[Records drawn from a dataset]

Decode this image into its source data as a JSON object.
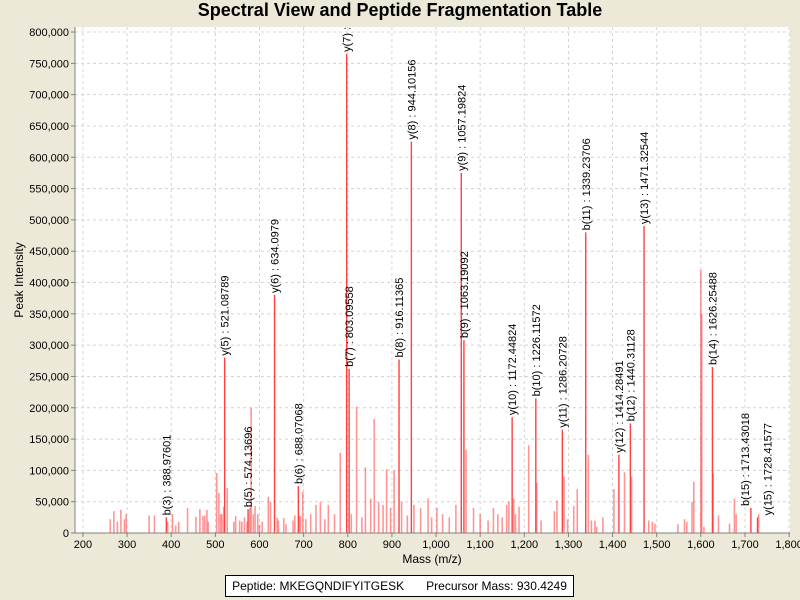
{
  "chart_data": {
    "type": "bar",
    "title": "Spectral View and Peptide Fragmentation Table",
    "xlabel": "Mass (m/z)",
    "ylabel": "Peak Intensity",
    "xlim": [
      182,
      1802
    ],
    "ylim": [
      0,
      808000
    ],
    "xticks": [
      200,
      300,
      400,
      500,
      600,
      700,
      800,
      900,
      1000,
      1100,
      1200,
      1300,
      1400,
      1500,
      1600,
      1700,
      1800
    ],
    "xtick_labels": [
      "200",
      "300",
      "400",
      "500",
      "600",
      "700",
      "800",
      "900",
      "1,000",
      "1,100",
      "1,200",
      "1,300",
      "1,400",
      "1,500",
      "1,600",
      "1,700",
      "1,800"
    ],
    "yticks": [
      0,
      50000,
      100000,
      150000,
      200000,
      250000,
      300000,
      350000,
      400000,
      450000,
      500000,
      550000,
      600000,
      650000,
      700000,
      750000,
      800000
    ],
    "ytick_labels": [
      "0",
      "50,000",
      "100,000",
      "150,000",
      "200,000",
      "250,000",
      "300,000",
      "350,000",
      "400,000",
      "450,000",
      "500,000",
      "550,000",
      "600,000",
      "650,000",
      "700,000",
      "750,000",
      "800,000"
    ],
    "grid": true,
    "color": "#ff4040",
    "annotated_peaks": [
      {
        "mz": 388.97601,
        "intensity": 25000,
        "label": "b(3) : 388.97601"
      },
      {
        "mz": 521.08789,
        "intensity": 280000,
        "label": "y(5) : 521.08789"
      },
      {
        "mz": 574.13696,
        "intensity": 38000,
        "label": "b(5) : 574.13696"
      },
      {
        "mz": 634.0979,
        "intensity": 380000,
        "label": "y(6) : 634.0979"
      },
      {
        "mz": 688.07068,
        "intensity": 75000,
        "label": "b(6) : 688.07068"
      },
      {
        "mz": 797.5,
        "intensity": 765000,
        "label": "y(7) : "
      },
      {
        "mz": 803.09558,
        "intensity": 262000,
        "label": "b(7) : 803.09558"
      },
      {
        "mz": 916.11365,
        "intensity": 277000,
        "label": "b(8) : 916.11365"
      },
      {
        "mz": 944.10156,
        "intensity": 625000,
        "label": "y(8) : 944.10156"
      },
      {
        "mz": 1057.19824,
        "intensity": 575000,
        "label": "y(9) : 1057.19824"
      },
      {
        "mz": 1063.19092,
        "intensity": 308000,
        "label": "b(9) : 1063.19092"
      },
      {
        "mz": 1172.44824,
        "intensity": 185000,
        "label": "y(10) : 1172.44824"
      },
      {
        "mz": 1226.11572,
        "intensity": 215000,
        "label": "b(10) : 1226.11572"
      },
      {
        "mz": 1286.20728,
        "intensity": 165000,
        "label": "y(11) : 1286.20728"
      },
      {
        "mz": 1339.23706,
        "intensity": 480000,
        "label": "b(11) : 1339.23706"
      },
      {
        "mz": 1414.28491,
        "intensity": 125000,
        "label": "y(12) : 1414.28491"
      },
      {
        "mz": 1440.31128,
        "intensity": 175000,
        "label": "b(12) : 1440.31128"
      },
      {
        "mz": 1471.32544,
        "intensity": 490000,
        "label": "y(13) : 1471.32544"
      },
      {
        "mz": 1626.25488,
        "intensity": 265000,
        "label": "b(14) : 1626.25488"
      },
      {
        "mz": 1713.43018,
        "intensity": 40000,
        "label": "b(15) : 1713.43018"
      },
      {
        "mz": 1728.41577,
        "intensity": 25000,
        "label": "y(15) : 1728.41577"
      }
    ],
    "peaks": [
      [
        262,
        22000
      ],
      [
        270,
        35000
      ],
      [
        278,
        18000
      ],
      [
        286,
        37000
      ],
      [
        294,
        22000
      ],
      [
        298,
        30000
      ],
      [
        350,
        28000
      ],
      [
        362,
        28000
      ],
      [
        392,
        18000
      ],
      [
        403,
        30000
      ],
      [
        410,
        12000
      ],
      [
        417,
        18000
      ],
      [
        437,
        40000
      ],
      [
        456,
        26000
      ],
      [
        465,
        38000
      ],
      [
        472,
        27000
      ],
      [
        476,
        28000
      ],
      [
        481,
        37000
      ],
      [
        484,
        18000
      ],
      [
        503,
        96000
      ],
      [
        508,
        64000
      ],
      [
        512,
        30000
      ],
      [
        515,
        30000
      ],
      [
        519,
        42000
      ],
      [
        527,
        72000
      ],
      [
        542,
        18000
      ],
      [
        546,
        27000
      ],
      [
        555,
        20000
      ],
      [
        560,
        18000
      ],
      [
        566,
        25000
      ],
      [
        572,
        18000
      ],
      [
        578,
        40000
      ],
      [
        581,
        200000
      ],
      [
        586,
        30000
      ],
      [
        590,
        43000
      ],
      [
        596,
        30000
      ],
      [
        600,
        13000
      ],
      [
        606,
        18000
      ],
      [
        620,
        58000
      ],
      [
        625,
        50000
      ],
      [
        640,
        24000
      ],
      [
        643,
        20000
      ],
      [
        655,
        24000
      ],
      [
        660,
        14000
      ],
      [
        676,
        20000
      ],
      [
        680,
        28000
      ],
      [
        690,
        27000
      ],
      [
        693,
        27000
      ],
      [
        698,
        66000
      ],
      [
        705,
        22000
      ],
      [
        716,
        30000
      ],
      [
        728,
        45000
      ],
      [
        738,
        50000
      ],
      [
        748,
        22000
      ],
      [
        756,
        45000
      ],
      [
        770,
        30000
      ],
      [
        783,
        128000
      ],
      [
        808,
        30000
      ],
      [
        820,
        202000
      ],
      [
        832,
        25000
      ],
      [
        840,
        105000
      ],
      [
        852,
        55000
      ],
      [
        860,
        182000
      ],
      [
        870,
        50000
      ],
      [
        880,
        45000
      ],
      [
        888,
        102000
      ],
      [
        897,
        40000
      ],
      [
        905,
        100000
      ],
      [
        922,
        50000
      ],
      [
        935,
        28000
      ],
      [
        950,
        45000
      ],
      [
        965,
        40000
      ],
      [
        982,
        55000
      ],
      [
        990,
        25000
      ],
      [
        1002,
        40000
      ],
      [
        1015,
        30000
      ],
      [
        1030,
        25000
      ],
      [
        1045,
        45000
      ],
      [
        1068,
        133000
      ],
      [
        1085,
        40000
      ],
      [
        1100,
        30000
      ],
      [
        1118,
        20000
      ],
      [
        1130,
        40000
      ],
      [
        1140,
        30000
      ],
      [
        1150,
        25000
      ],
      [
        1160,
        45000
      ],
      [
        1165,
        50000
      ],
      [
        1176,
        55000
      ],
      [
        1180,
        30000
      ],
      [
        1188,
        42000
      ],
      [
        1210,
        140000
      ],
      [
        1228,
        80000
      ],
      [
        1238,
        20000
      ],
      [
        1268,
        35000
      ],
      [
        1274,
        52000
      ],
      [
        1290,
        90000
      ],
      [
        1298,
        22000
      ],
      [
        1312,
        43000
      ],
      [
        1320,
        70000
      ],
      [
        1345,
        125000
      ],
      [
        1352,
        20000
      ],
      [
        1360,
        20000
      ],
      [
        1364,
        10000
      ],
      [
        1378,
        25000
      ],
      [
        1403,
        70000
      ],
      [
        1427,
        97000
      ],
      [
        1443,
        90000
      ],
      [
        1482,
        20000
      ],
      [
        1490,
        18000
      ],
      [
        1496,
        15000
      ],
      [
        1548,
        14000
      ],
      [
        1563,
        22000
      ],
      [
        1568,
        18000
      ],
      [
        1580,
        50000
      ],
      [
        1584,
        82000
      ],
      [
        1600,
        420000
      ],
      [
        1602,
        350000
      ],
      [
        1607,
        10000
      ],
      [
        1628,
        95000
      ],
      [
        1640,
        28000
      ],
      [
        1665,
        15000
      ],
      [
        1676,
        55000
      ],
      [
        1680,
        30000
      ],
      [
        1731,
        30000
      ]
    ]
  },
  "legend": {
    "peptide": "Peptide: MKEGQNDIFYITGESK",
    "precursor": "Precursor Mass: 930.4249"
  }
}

> **Task goal**
In the data above, which lines include "Peptide"? Return those lines.

> **Response for this exercise**
    "title": "Spectral View and Peptide Fragmentation Table",
    "peptide": "Peptide: MKEGQNDIFYITGESK",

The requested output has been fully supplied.